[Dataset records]
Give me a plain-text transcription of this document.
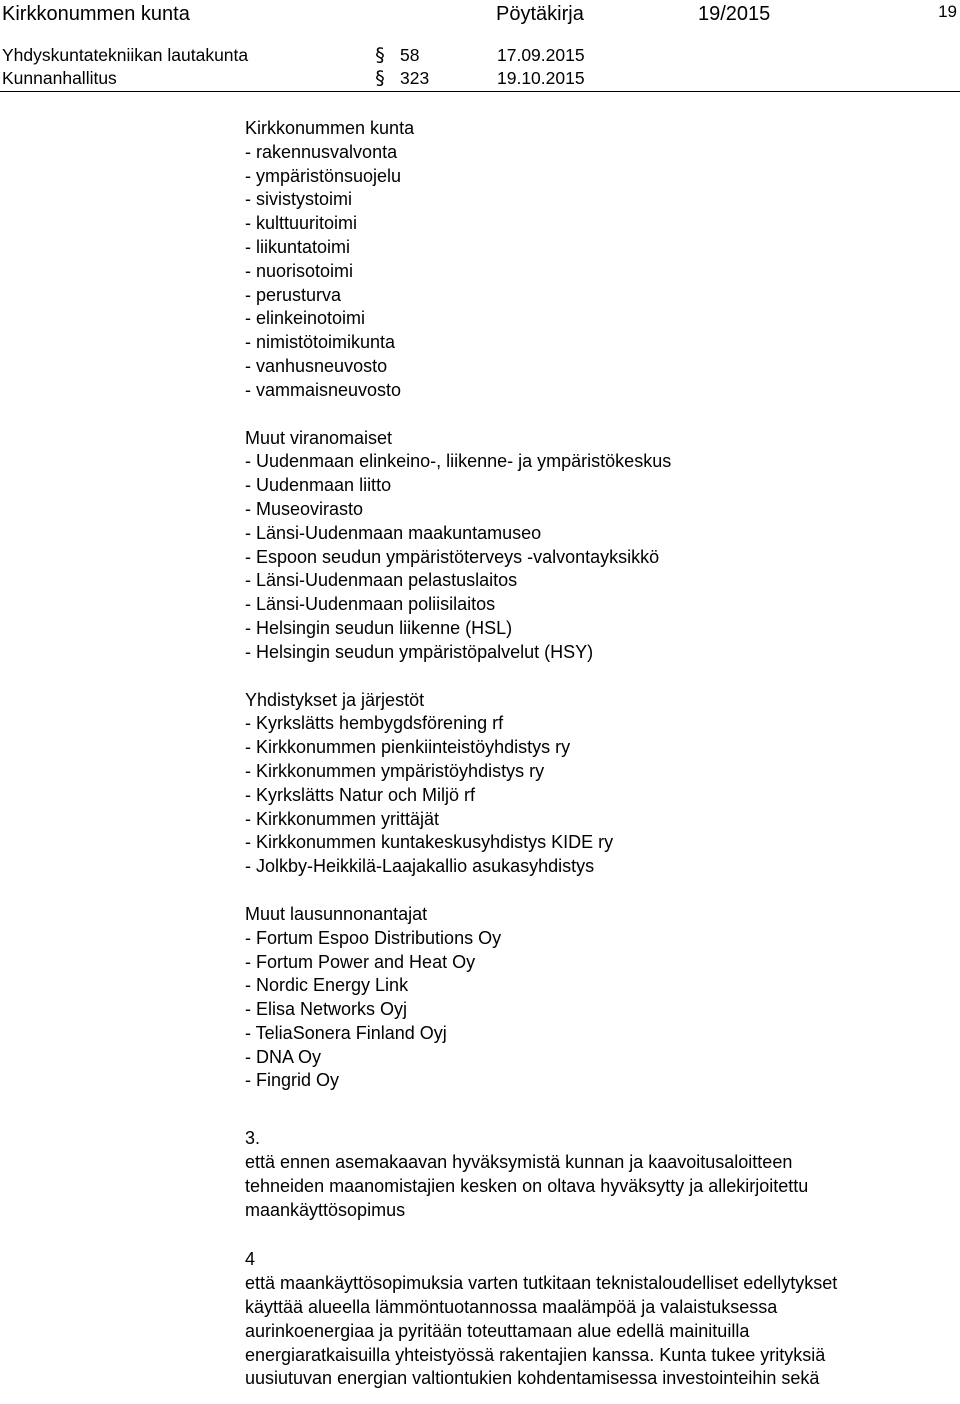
Kirkkonummen kunta	Pöytäkirja	19/2015	19
Yhdyskuntatekniikan lautakunta	§ 58	17.09.2015
Kunnanhallitus	§ 323	19.10.2015
Kirkkonummen kunta
- rakennusvalvonta
- ympäristönsuojelu
- sivistystoimi
- kulttuuritoimi
- liikuntatoimi
- nuorisotoimi
- perusturva
- elinkeinotoimi
- nimistötoimikunta
- vanhusneuvosto
- vammaisneuvosto
Muut viranomaiset
- Uudenmaan elinkeino-, liikenne- ja ympäristökeskus
- Uudenmaan liitto
- Museovirasto
- Länsi-Uudenmaan maakuntamuseo
- Espoon seudun ympäristöterveys -valvontayksikkö
- Länsi-Uudenmaan pelastuslaitos
- Länsi-Uudenmaan poliisilaitos
- Helsingin seudun liikenne (HSL)
- Helsingin seudun ympäristöpalvelut (HSY)
Yhdistykset ja järjestöt
- Kyrkslätts hembygdsförening rf
- Kirkkonummen pienkiinteistöyhdistys ry
- Kirkkonummen ympäristöyhdistys ry
- Kyrkslätts Natur och Miljö rf
- Kirkkonummen yrittäjät
- Kirkkonummen kuntakeskusyhdistys KIDE ry
- Jolkby-Heikkilä-Laajakallio asukasyhdistys
Muut lausunnonantajat
- Fortum Espoo Distributions Oy
- Fortum Power and Heat Oy
- Nordic Energy Link
- Elisa Networks Oyj
- TeliaSonera Finland Oyj
- DNA Oy
- Fingrid Oy
3.
että ennen asemakaavan hyväksymistä kunnan ja kaavoitusaloitteen
tehneiden maanomistajien kesken on oltava hyväksytty ja allekirjoitettu
maankäyttösopimus
4
että maankäyttösopimuksia varten tutkitaan teknistaloudelliset edellytykset
käyttää alueella lämmöntuotannossa maalämpöä ja valaistuksessa
aurinkoenergiaa ja pyritään toteuttamaan alue edellä mainituilla
energiaratkaisuilla yhteistyössä rakentajien kanssa. Kunta tukee yrityksiä
uusiutuvan energian valtiontukien kohdentamisessa investointeihin sekä
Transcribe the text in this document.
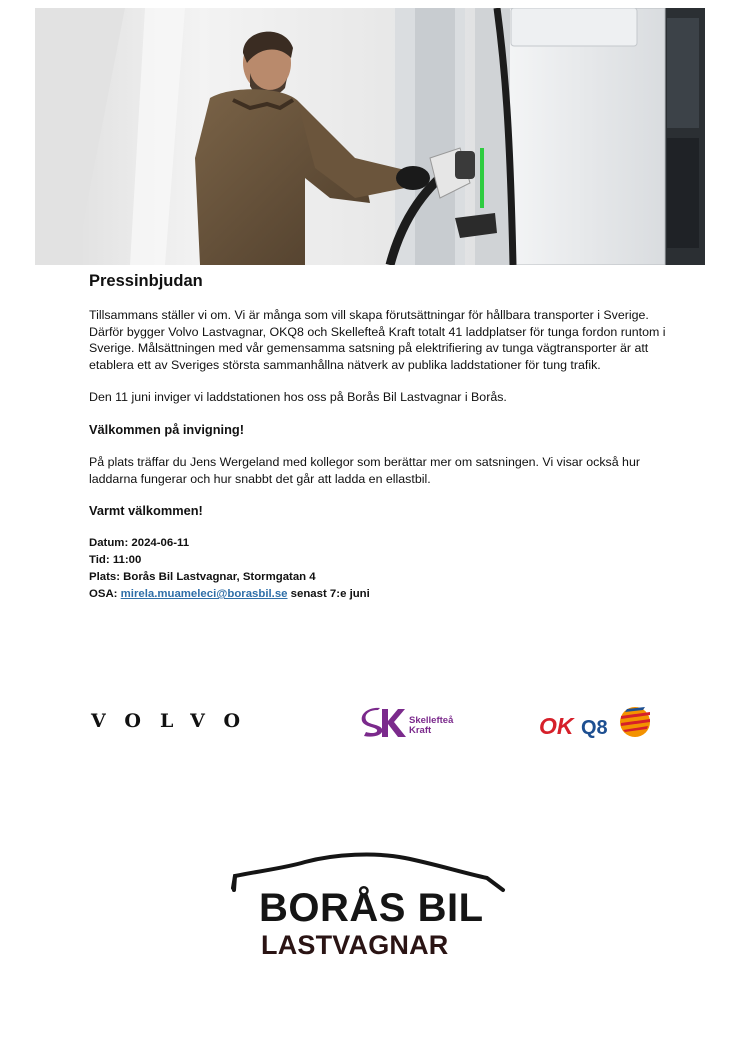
Pressinbjudan

Tillsammans ställer vi om. Vi är många som vill skapa förutsättningar för hållbara transporter i Sverige. Därför bygger Volvo Lastvagnar, OKQ8 och Skellefteå Kraft totalt 41 laddplatser för tunga fordon runtom i Sverige. Målsättningen med vår gemensamma satsning på elektrifiering av tunga vägtransporter är att etablera ett av Sveriges största sammanhållna nätverk av publika laddstationer för tung trafik.

Den 11 juni inviger vi laddstationen hos oss på Borås Bil Lastvagnar i Borås.

Välkommen på invigning!

På plats träffar du Jens Wergeland med kollegor som berättar mer om satsningen. Vi visar också hur laddarna fungerar och hur snabbt det går att ladda en ellastbil.

Varmt välkommen!

Datum: 2024-06-11
Tid: 11:00
Plats: Borås Bil Lastvagnar, Stormgatan 4
OSA: mirela.muameleci@borasbil.se senast 7:e juni
VOLVO	Skellefteå
Kraft	OK Q8
BORÅS BIL
LASTVAGNAR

Work to be completed.
Go through the data above and transcribe it in full, omitting any image.

Solution below.
Give me a plain-text transcription of this document.
Kirkkonummen kunta	Pöytäkirja	19/2015	19
Yhdyskuntatekniikan lautakunta	§ 58	17.09.2015
Kunnanhallitus	§ 323	19.10.2015
Kirkkonummen kunta
- rakennusvalvonta
- ympäristönsuojelu
- sivistystoimi
- kulttuuritoimi
- liikuntatoimi
- nuorisotoimi
- perusturva
- elinkeinotoimi
- nimistötoimikunta
- vanhusneuvosto
- vammaisneuvosto
Muut viranomaiset
- Uudenmaan elinkeino-, liikenne- ja ympäristökeskus
- Uudenmaan liitto
- Museovirasto
- Länsi-Uudenmaan maakuntamuseo
- Espoon seudun ympäristöterveys -valvontayksikkö
- Länsi-Uudenmaan pelastuslaitos
- Länsi-Uudenmaan poliisilaitos
- Helsingin seudun liikenne (HSL)
- Helsingin seudun ympäristöpalvelut (HSY)
Yhdistykset ja järjestöt
- Kyrkslätts hembygdsförening rf
- Kirkkonummen pienkiinteistöyhdistys ry
- Kirkkonummen ympäristöyhdistys ry
- Kyrkslätts Natur och Miljö rf
- Kirkkonummen yrittäjät
- Kirkkonummen kuntakeskusyhdistys KIDE ry
- Jolkby-Heikkilä-Laajakallio asukasyhdistys
Muut lausunnonantajat
- Fortum Espoo Distributions Oy
- Fortum Power and Heat Oy
- Nordic Energy Link
- Elisa Networks Oyj
- TeliaSonera Finland Oyj
- DNA Oy
- Fingrid Oy
3.
että ennen asemakaavan hyväksymistä kunnan ja kaavoitusaloitteen
tehneiden maanomistajien kesken on oltava hyväksytty ja allekirjoitettu
maankäyttösopimus
4
että maankäyttösopimuksia varten tutkitaan teknistaloudelliset edellytykset
käyttää alueella lämmöntuotannossa maalämpöä ja valaistuksessa
aurinkoenergiaa ja pyritään toteuttamaan alue edellä mainituilla
energiaratkaisuilla yhteistyössä rakentajien kanssa. Kunta tukee yrityksiä
uusiutuvan energian valtiontukien kohdentamisessa investointeihin sekä
Transcribe the text in this document.
Pressinbjudan

Tillsammans ställer vi om. Vi är många som vill skapa förutsättningar för hållbara transporter i Sverige. Därför bygger Volvo Lastvagnar, OKQ8 och Skellefteå Kraft totalt 41 laddplatser för tunga fordon runtom i Sverige. Målsättningen med vår gemensamma satsning på elektrifiering av tunga vägtransporter är att etablera ett av Sveriges största sammanhållna nätverk av publika laddstationer för tung trafik.

Den 11 juni inviger vi laddstationen hos oss på Borås Bil Lastvagnar i Borås.

Välkommen på invigning!

På plats träffar du Jens Wergeland med kollegor som berättar mer om satsningen. Vi visar också hur laddarna fungerar och hur snabbt det går att ladda en ellastbil.

Varmt välkommen!

Datum: 2024-06-11
Tid: 11:00
Plats: Borås Bil Lastvagnar, Stormgatan 4
OSA: mirela.muameleci@borasbil.se senast 7:e juni
VOLVO	Skellefteå
Kraft	OK Q8
BORÅS BIL
LASTVAGNAR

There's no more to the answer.